*Records provided*
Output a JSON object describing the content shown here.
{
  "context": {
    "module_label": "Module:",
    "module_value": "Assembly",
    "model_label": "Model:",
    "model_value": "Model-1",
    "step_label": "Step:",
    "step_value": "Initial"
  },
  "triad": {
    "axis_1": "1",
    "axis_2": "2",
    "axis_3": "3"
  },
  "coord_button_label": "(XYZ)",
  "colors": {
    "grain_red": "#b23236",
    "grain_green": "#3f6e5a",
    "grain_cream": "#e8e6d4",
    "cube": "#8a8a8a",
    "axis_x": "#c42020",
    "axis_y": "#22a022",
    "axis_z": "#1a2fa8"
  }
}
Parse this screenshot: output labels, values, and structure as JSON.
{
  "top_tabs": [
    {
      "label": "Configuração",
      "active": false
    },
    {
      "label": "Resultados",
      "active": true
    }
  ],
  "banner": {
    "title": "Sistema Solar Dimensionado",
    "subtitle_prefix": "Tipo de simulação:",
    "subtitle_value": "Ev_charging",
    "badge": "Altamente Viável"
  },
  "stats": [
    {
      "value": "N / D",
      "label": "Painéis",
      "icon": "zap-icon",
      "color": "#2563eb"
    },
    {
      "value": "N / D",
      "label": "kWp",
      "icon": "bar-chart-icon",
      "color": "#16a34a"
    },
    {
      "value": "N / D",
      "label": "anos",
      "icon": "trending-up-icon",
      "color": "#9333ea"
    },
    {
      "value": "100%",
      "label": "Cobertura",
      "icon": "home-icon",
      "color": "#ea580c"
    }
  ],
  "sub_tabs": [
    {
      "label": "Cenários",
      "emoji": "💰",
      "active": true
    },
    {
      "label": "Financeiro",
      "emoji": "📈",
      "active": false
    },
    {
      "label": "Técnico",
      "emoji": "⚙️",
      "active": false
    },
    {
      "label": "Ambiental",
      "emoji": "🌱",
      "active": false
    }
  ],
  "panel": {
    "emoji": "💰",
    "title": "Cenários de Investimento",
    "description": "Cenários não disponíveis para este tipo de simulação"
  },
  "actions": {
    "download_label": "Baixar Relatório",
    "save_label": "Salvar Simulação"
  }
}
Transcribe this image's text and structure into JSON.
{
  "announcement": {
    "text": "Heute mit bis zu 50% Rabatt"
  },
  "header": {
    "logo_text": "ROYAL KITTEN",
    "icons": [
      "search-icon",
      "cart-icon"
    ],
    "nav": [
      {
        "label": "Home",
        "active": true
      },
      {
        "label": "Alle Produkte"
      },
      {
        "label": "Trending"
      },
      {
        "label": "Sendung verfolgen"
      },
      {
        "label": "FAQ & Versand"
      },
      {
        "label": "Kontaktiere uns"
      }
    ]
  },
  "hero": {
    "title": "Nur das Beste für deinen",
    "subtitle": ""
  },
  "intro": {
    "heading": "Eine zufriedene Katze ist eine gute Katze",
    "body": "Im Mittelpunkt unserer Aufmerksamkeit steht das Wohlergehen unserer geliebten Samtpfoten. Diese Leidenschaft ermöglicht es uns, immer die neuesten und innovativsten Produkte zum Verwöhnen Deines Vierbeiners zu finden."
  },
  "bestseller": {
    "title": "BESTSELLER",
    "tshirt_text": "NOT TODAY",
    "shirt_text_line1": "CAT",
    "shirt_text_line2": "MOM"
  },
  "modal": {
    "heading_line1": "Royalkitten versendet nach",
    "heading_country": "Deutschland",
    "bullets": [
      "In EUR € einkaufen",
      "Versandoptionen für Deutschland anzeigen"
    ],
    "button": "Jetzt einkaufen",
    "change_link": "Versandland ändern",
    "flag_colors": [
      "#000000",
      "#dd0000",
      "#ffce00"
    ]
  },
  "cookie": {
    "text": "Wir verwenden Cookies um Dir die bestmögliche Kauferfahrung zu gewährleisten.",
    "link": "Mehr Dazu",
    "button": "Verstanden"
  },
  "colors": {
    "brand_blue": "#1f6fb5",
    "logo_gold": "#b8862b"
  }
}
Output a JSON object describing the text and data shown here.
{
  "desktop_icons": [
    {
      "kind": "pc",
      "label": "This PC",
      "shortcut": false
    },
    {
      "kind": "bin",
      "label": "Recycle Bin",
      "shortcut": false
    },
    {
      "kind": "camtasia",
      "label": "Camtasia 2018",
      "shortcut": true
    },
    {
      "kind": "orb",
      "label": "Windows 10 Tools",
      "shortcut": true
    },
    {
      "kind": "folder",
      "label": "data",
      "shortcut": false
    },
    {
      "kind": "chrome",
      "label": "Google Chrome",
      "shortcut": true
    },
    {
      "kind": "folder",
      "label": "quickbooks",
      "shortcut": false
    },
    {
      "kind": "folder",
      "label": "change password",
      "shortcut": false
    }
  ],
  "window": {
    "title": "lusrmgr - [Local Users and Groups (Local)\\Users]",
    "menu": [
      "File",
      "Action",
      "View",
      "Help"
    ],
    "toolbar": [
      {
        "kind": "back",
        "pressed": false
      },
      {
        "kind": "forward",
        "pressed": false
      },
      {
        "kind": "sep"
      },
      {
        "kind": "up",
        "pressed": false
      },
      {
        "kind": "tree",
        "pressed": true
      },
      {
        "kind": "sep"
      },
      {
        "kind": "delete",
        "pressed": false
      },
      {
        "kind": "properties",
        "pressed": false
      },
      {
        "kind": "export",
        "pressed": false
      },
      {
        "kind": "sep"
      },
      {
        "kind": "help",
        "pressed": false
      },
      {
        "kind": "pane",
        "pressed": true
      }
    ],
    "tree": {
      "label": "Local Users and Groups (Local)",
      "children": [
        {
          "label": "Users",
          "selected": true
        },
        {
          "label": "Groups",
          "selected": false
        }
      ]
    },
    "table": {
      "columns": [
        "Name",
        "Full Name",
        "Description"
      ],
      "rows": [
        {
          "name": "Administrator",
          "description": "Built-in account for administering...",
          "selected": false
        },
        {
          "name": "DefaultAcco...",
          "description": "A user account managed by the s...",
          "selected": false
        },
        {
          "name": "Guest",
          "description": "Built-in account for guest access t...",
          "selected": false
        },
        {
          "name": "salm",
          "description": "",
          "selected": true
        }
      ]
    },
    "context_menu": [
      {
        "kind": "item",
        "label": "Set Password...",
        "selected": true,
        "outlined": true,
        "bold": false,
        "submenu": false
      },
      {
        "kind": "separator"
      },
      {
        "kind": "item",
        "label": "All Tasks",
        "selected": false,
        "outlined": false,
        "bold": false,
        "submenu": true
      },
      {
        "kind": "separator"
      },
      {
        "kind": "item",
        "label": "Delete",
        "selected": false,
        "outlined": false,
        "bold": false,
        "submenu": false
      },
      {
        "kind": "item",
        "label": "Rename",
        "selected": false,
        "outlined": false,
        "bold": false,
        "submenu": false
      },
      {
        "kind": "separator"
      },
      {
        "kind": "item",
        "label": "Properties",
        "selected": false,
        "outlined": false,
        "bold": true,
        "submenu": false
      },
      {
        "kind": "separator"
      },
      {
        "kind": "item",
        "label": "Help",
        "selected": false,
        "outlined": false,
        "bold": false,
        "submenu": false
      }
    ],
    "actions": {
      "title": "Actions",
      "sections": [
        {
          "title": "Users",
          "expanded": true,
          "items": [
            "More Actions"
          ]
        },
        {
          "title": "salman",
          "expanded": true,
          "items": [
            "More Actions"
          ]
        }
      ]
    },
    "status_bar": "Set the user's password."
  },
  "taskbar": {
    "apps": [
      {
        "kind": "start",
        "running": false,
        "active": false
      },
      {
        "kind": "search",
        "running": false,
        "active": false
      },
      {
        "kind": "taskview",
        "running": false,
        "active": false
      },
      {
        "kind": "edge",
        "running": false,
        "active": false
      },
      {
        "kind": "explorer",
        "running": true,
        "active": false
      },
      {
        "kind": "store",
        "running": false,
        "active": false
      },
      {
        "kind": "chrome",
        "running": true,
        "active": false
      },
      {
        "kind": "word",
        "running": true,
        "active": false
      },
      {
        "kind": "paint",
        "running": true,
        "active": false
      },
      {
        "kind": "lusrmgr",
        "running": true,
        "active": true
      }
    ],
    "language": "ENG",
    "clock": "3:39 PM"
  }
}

*Brief*
Extract all lines containing the word "Deutschland".

*Answer to this task*
    "heading_country": "Deutschland",
      "Versandoptionen für Deutschland anzeigen"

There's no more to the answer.